**Task brief:** The entries below should be quoted exactly, with no pictures carried over.
^^^^^^^^^^^^^^^^
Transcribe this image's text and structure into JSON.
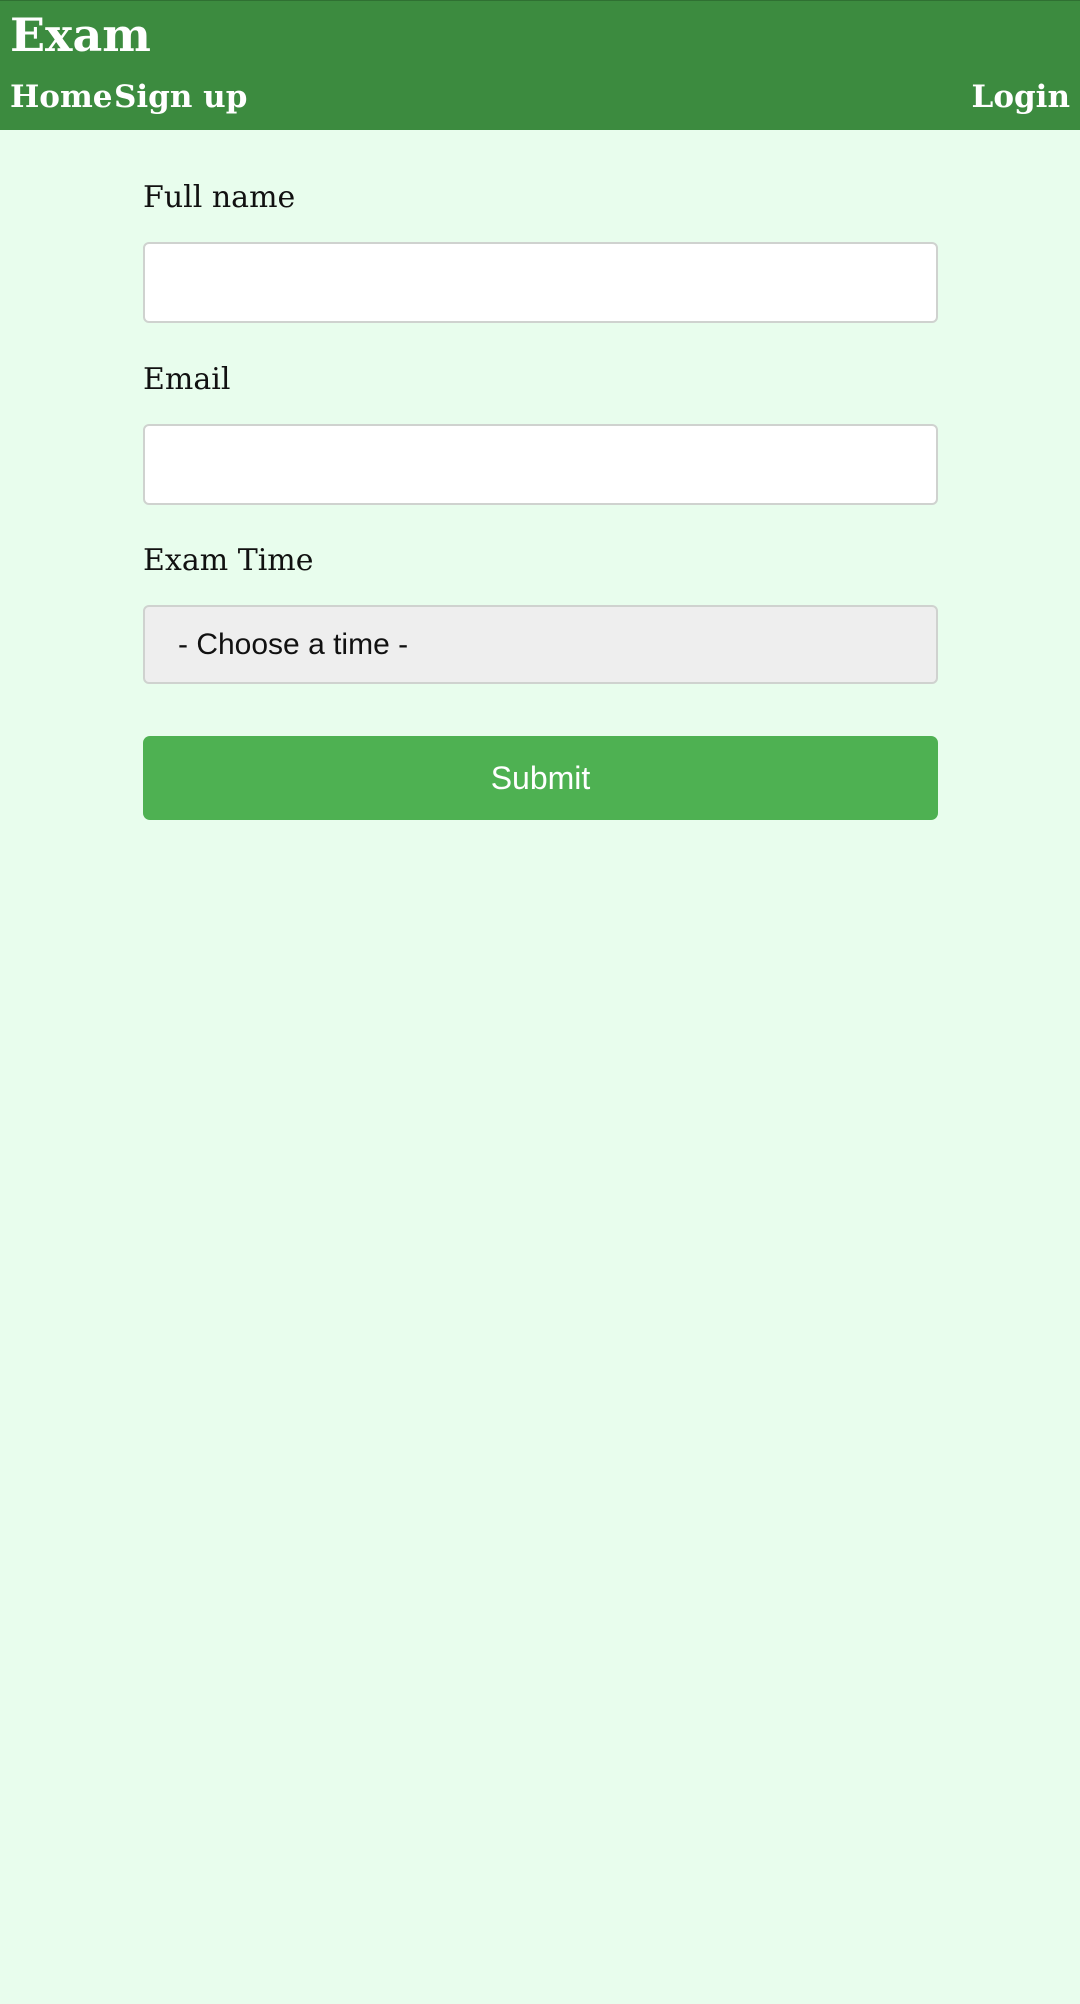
{
  "header": {
    "title": "Exam",
    "nav": {
      "home": "Home",
      "signup": "Sign up",
      "login": "Login"
    }
  },
  "form": {
    "full_name": {
      "label": "Full name",
      "value": "",
      "placeholder": ""
    },
    "email": {
      "label": "Email",
      "value": "",
      "placeholder": ""
    },
    "exam_time": {
      "label": "Exam Time",
      "selected": "- Choose a time -"
    },
    "submit_label": "Submit"
  },
  "colors": {
    "header_bg": "#3c8b3f",
    "page_bg": "#e8fded",
    "button_bg": "#4eb152"
  }
}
^^^^^^^^^^^^^^^^
**The output:**
Transcribe this image's text and structure into JSON.
{
  "header": {
    "title": "Exam",
    "nav": {
      "home": "Home",
      "signup": "Sign up",
      "login": "Login"
    }
  },
  "form": {
    "full_name": {
      "label": "Full name",
      "value": "",
      "placeholder": ""
    },
    "email": {
      "label": "Email",
      "value": "",
      "placeholder": ""
    },
    "exam_time": {
      "label": "Exam Time",
      "selected": "- Choose a time -"
    },
    "submit_label": "Submit"
  },
  "colors": {
    "header_bg": "#3c8b3f",
    "page_bg": "#e8fded",
    "button_bg": "#4eb152"
  }
}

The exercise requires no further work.